EXCERPTED RECORDS:
=-=-=-=-=

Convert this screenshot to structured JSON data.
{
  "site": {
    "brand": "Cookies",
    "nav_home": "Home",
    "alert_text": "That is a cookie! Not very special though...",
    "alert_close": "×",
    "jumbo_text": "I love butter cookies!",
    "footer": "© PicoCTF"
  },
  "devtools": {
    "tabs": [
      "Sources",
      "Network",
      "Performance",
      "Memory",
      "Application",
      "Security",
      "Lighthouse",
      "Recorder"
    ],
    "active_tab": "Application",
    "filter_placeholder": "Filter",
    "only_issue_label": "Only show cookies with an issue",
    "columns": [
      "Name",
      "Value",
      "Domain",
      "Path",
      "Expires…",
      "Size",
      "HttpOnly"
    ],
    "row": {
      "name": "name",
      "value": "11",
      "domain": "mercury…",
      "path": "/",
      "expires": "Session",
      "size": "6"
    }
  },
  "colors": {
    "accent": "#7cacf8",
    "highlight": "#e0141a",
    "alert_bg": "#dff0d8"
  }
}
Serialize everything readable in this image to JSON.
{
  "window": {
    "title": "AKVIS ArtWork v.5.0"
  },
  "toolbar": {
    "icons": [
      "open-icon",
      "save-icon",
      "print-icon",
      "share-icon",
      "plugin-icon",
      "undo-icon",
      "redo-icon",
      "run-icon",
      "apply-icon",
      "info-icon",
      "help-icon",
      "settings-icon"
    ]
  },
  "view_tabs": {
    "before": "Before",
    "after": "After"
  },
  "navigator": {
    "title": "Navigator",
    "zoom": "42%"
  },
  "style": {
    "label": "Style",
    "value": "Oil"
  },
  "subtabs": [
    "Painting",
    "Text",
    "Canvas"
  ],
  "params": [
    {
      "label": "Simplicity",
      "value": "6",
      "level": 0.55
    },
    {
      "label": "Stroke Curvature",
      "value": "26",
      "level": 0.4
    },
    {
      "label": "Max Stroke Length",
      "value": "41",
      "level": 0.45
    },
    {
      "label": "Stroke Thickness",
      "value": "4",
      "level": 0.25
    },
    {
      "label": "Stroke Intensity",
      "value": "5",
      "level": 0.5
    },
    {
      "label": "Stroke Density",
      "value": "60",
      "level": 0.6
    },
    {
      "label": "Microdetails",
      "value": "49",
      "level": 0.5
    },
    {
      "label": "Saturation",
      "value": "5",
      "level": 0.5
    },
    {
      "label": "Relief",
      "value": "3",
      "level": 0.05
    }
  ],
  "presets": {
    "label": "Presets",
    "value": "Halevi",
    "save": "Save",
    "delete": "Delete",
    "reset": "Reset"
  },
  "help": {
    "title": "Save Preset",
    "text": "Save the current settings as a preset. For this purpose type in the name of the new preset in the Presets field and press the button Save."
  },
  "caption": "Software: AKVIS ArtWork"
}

=-=-=-=-=

EXERCISE DESCRIPTION: Reproduce all data above, unchanged.

FULL OUTPUT:
Convert this screenshot to structured JSON data.
{
  "site": {
    "brand": "Cookies",
    "nav_home": "Home",
    "alert_text": "That is a cookie! Not very special though...",
    "alert_close": "×",
    "jumbo_text": "I love butter cookies!",
    "footer": "© PicoCTF"
  },
  "devtools": {
    "tabs": [
      "Sources",
      "Network",
      "Performance",
      "Memory",
      "Application",
      "Security",
      "Lighthouse",
      "Recorder"
    ],
    "active_tab": "Application",
    "filter_placeholder": "Filter",
    "only_issue_label": "Only show cookies with an issue",
    "columns": [
      "Name",
      "Value",
      "Domain",
      "Path",
      "Expires…",
      "Size",
      "HttpOnly"
    ],
    "row": {
      "name": "name",
      "value": "11",
      "domain": "mercury…",
      "path": "/",
      "expires": "Session",
      "size": "6"
    }
  },
  "colors": {
    "accent": "#7cacf8",
    "highlight": "#e0141a",
    "alert_bg": "#dff0d8"
  }
}
Serialize everything readable in this image to JSON.
{
  "window": {
    "title": "AKVIS ArtWork v.5.0"
  },
  "toolbar": {
    "icons": [
      "open-icon",
      "save-icon",
      "print-icon",
      "share-icon",
      "plugin-icon",
      "undo-icon",
      "redo-icon",
      "run-icon",
      "apply-icon",
      "info-icon",
      "help-icon",
      "settings-icon"
    ]
  },
  "view_tabs": {
    "before": "Before",
    "after": "After"
  },
  "navigator": {
    "title": "Navigator",
    "zoom": "42%"
  },
  "style": {
    "label": "Style",
    "value": "Oil"
  },
  "subtabs": [
    "Painting",
    "Text",
    "Canvas"
  ],
  "params": [
    {
      "label": "Simplicity",
      "value": "6",
      "level": 0.55
    },
    {
      "label": "Stroke Curvature",
      "value": "26",
      "level": 0.4
    },
    {
      "label": "Max Stroke Length",
      "value": "41",
      "level": 0.45
    },
    {
      "label": "Stroke Thickness",
      "value": "4",
      "level": 0.25
    },
    {
      "label": "Stroke Intensity",
      "value": "5",
      "level": 0.5
    },
    {
      "label": "Stroke Density",
      "value": "60",
      "level": 0.6
    },
    {
      "label": "Microdetails",
      "value": "49",
      "level": 0.5
    },
    {
      "label": "Saturation",
      "value": "5",
      "level": 0.5
    },
    {
      "label": "Relief",
      "value": "3",
      "level": 0.05
    }
  ],
  "presets": {
    "label": "Presets",
    "value": "Halevi",
    "save": "Save",
    "delete": "Delete",
    "reset": "Reset"
  },
  "help": {
    "title": "Save Preset",
    "text": "Save the current settings as a preset. For this purpose type in the name of the new preset in the Presets field and press the button Save."
  },
  "caption": "Software: AKVIS ArtWork"
}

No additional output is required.